[Saved entries]
● ● ● ● ●
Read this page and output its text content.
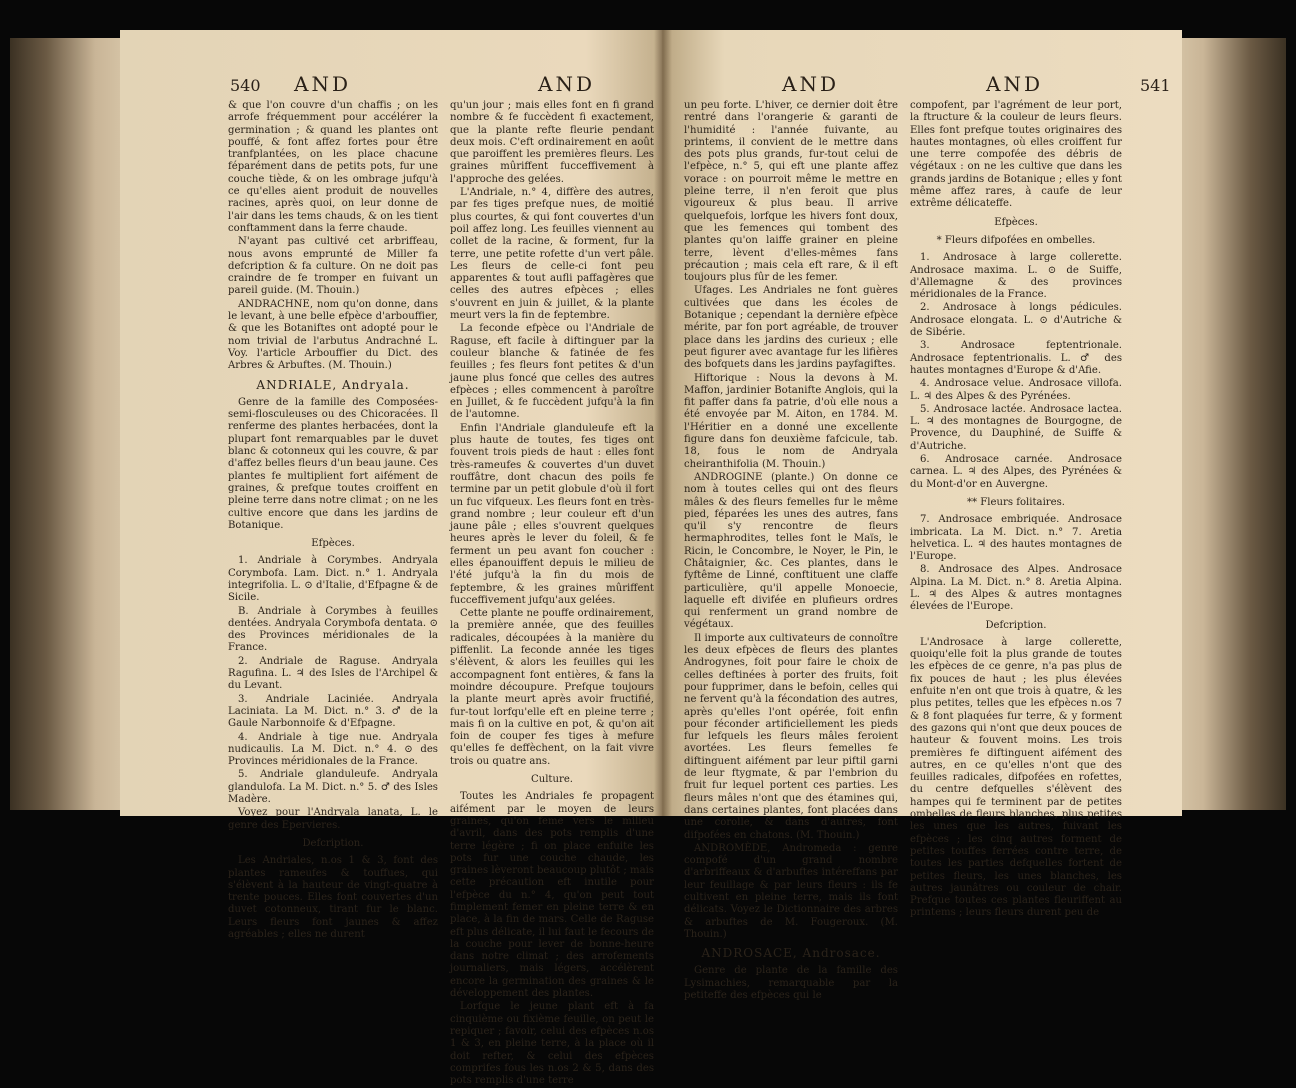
540 AND	AND

& que l'on couvre d'un chaffis ; on les arrofe fréquemment pour accélérer la germination ; & quand les plantes ont pouffé, & font affez fortes pour être tranfplantées, on les place chacune féparément dans de petits pots, fur une couche tiède, & on les ombrage jufqu'à ce qu'elles aient produit de nouvelles racines, après quoi, on leur donne de l'air dans les tems chauds, & on les tient conftamment dans la ferre chaude.

N'ayant pas cultivé cet arbriffeau, nous avons emprunté de Miller fa defcription & fa culture. On ne doit pas craindre de fe tromper en fuivant un pareil guide. (M. Thouin.)

ANDRACHNE, nom qu'on donne, dans le levant, à une belle efpèce d'arbouffier, & que les Botaniftes ont adopté pour le nom trivial de l'arbutus Andrachné L. Voy. l'article Arbouffier du Dict. des Arbres & Arbuftes. (M. Thouin.)

ANDRIALE, Andryala.

Genre de la famille des Composées-semi-flosculeuses ou des Chicoracées. Il renferme des plantes herbacées, dont la plupart font remarquables par le duvet blanc & cotonneux qui les couvre, & par d'affez belles fleurs d'un beau jaune. Ces plantes fe multiplient fort aifément de graines, & prefque toutes croiffent en pleine terre dans notre climat ; on ne les cultive encore que dans les jardins de Botanique.

Efpèces.

1. Andriale à Corymbes. Andryala Corymbofa. Lam. Dict. n.° 1. Andryala integrifolia. L. ⊙ d'Italie, d'Efpagne & de Sicile.

B. Andriale à Corymbes à feuilles dentées. Andryala Corymbofa dentata. ⊙ des Provinces méridionales de la France.

2. Andriale de Raguse. Andryala Ragufina. L. ♃ des Isles de l'Archipel & du Levant.

3. Andriale Laciniée. Andryala Laciniata. La M. Dict. n.° 3. ♂ de la Gaule Narbonnoife & d'Efpagne.

4. Andriale à tige nue. Andryala nudicaulis. La M. Dict. n.° 4. ⊙ des Provinces méridionales de la France.

5. Andriale glanduleufe. Andryala glandulofa. La M. Dict. n.° 5. ♂ des Isles Madère.

Voyez pour l'Andryala lanata, L. le genre des Epervieres.

Defcription.

Les Andriales, n.os 1 & 3, font des plantes rameufes & touffues, qui s'élèvent à la hauteur de vingt-quatre à trente pouces. Elles font couvertes d'un duvet cotonneux, tirant fur le blanc. Leurs fleurs font jaunes & affez agréables ; elles ne durent

qu'un jour ; mais elles font en fi grand nombre & fe fuccèdent fi exactement, que la plante refte fleurie pendant deux mois. C'eft ordinairement en août que paroiffent les premières fleurs. Les graines mûriffent fucceffivement à l'approche des gelées.

L'Andriale, n.° 4, diffère des autres, par fes tiges prefque nues, de moitié plus courtes, & qui font couvertes d'un poil affez long. Les feuilles viennent au collet de la racine, & forment, fur la terre, une petite rofette d'un vert pâle. Les fleurs de celle-ci font peu apparentes & tout aufli paffagères que celles des autres efpèces ; elles s'ouvrent en juin & juillet, & la plante meurt vers la fin de feptembre.

La feconde efpèce ou l'Andriale de Raguse, eft facile à diftinguer par la couleur blanche & fatinée de fes feuilles ; fes fleurs font petites & d'un jaune plus foncé que celles des autres efpèces ; elles commencent à paroître en Juillet, & fe fuccèdent jufqu'à la fin de l'automne.

Enfin l'Andriale glanduleufe eft la plus haute de toutes, fes tiges ont fouvent trois pieds de haut : elles font très-rameufes & couvertes d'un duvet rouffâtre, dont chacun des poils fe termine par un petit globule d'où il fort un fuc vifqueux. Les fleurs font en très-grand nombre ; leur couleur eft d'un jaune pâle ; elles s'ouvrent quelques heures après le lever du foleil, & fe ferment un peu avant fon coucher : elles épanouiffent depuis le milieu de l'été jufqu'à la fin du mois de feptembre, & les graines mûriffent fucceffivement jufqu'aux gelées.

Cette plante ne pouffe ordinairement, la première année, que des feuilles radicales, découpées à la manière du piffenlit. La feconde année les tiges s'élèvent, & alors les feuilles qui les accompagnent font entières, & fans la moindre découpure. Prefque toujours la plante meurt après avoir fructifié, fur-tout lorfqu'elle eft en pleine terre ; mais fi on la cultive en pot, & qu'on ait foin de couper fes tiges à mefure qu'elles fe deffèchent, on la fait vivre trois ou quatre ans.

Culture.

Toutes les Andriales fe propagent aifément par le moyen de leurs graines, qu'on feme vers le milieu d'avril, dans des pots remplis d'une terre légère ; fi on place enfuite les pots fur une couche chaude, les graines lèveront beaucoup plutôt ; mais cette précaution eft inutile pour l'efpèce du n.° 4, qu'on peut tout fimplement femer en pleine terre & en place, à la fin de mars. Celle de Raguse eft plus délicate, il lui faut le fecours de la couche pour lever de bonne-heure dans notre climat ; des arrofements journaliers, mais légers, accélèrent encore la germination des graines & le développement des plantes.

Lorfque le jeune plant eft à fa cinquième ou fixième feuille, on peut le repiquer ; favoir, celui des efpèces n.os 1 & 3, en pleine terre, à la place où il doit refter, & celui des efpèces comprifes fous les n.os 2 & 5, dans des pots remplis d'une terre

AND	AND	541

un peu forte. L'hiver, ce dernier doit être rentré dans l'orangerie & garanti de l'humidité : l'année fuivante, au printems, il convient de le mettre dans des pots plus grands, fur-tout celui de l'efpèce, n.° 5, qui eft une plante affez vorace : on pourroit même le mettre en pleine terre, il n'en feroit que plus vigoureux & plus beau. Il arrive quelquefois, lorfque les hivers font doux, que les femences qui tombent des plantes qu'on laiffe grainer en pleine terre, lèvent d'elles-mêmes fans précaution ; mais cela eft rare, & il eft toujours plus fûr de les femer.

Ufages. Les Andriales ne font guères cultivées que dans les écoles de Botanique ; cependant la dernière efpèce mérite, par fon port agréable, de trouver place dans les jardins des curieux ; elle peut figurer avec avantage fur les lifières des bofquets dans les jardins payfagiftes.

Hiftorique : Nous la devons à M. Maffon, jardinier Botanifte Anglois, qui la fit paffer dans fa patrie, d'où elle nous a été envoyée par M. Aiton, en 1784. M. l'Héritier en a donné une excellente figure dans fon deuxième fafcicule, tab. 18, fous le nom de Andryala cheiranthifolia (M. Thouin.)

ANDROGINE (plante.) On donne ce nom à toutes celles qui ont des fleurs mâles & des fleurs femelles fur le même pied, féparées les unes des autres, fans qu'il s'y rencontre de fleurs hermaphrodites, telles font le Maïs, le Ricin, le Concombre, le Noyer, le Pin, le Châtaignier, &c. Ces plantes, dans le fyftême de Linné, conftituent une claffe particulière, qu'il appelle Monoecie, laquelle eft divifée en plufieurs ordres qui renferment un grand nombre de végétaux.

Il importe aux cultivateurs de connoître les deux efpèces de fleurs des plantes Androgynes, foit pour faire le choix de celles deftinées à porter des fruits, foit pour fupprimer, dans le befoin, celles qui ne fervent qu'à la fécondation des autres, après qu'elles l'ont opérée, foit enfin pour féconder artificiellement les pieds fur lefquels les fleurs mâles feroient avortées. Les fleurs femelles fe diftinguent aifément par leur piftil garni de leur ftygmate, & par l'embrion du fruit fur lequel portent ces parties. Les fleurs mâles n'ont que des étamines qui, dans certaines plantes, font placées dans une corolle, & dans d'autres, font difpofées en chatons. (M. Thouin.)

ANDROMÈDE, Andromeda : genre compofé d'un grand nombre d'arbriffeaux & d'arbuftes intéreffans par leur feuillage & par leurs fleurs : ils fe cultivent en pleine terre, mais ils font délicats. Voyez le Dictionnaire des arbres & arbuftes de M. Fougeroux. (M. Thouin.)

ANDROSACE, Androsace.

Genre de plante de la famille des Lysimachies, remarquable par la petiteffe des efpèces qui le

compofent, par l'agrément de leur port, la ftructure & la couleur de leurs fleurs. Elles font prefque toutes originaires des hautes montagnes, où elles croiffent fur une terre compofée des débris de végétaux : on ne les cultive que dans les grands jardins de Botanique ; elles y font même affez rares, à caufe de leur extrême délicateffe.

Efpèces.

* Fleurs difpofées en ombelles.

1. Androsace à large collerette. Androsace maxima. L. ⊙ de Suiffe, d'Allemagne & des provinces méridionales de la France.

2. Androsace à longs pédicules. Androsace elongata. L. ⊙ d'Autriche & de Sibérie.

3. Androsace feptentrionale. Androsace feptentrionalis. L. ♂ des hautes montagnes d'Europe & d'Afie.

4. Androsace velue. Androsace villofa. L. ♃ des Alpes & des Pyrénées.

5. Androsace lactée. Androsace lactea. L. ♃ des montagnes de Bourgogne, de Provence, du Dauphiné, de Suiffe & d'Autriche.

6. Androsace carnée. Androsace carnea. L. ♃ des Alpes, des Pyrénées & du Mont-d'or en Auvergne.

** Fleurs folitaires.

7. Androsace embriquée. Androsace imbricata. La M. Dict. n.° 7. Aretia helvetica. L. ♃ des hautes montagnes de l'Europe.

8. Androsace des Alpes. Androsace Alpina. La M. Dict. n.° 8. Aretia Alpina. L. ♃ des Alpes & autres montagnes élevées de l'Europe.

Defcription.

L'Androsace à large collerette, quoiqu'elle foit la plus grande de toutes les efpèces de ce genre, n'a pas plus de fix pouces de haut ; les plus élevées enfuite n'en ont que trois à quatre, & les plus petites, telles que les efpèces n.os 7 & 8 font plaquées fur terre, & y forment des gazons qui n'ont que deux pouces de hauteur & fouvent moins. Les trois premières fe diftinguent aifément des autres, en ce qu'elles n'ont que des feuilles radicales, difpofées en rofettes, du centre defquelles s'élèvent des hampes qui fe terminent par de petites ombelles de fleurs blanches, plus petites les unes que les autres, fuivant les efpèces ; les cinq autres forment de petites touffes ferrées contre terre, de toutes les parties defquelles fortent de petites fleurs, les unes blanches, les autres jaunâtres ou couleur de chair. Prefque toutes ces plantes fleuriffent au printems ; leurs fleurs durent peu de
● ● ● ● ●
* What you have to do *
Go through the listing above line by line and say how many lines hold the word "famille". Reply with that number only.

* Answer to the exercise *
2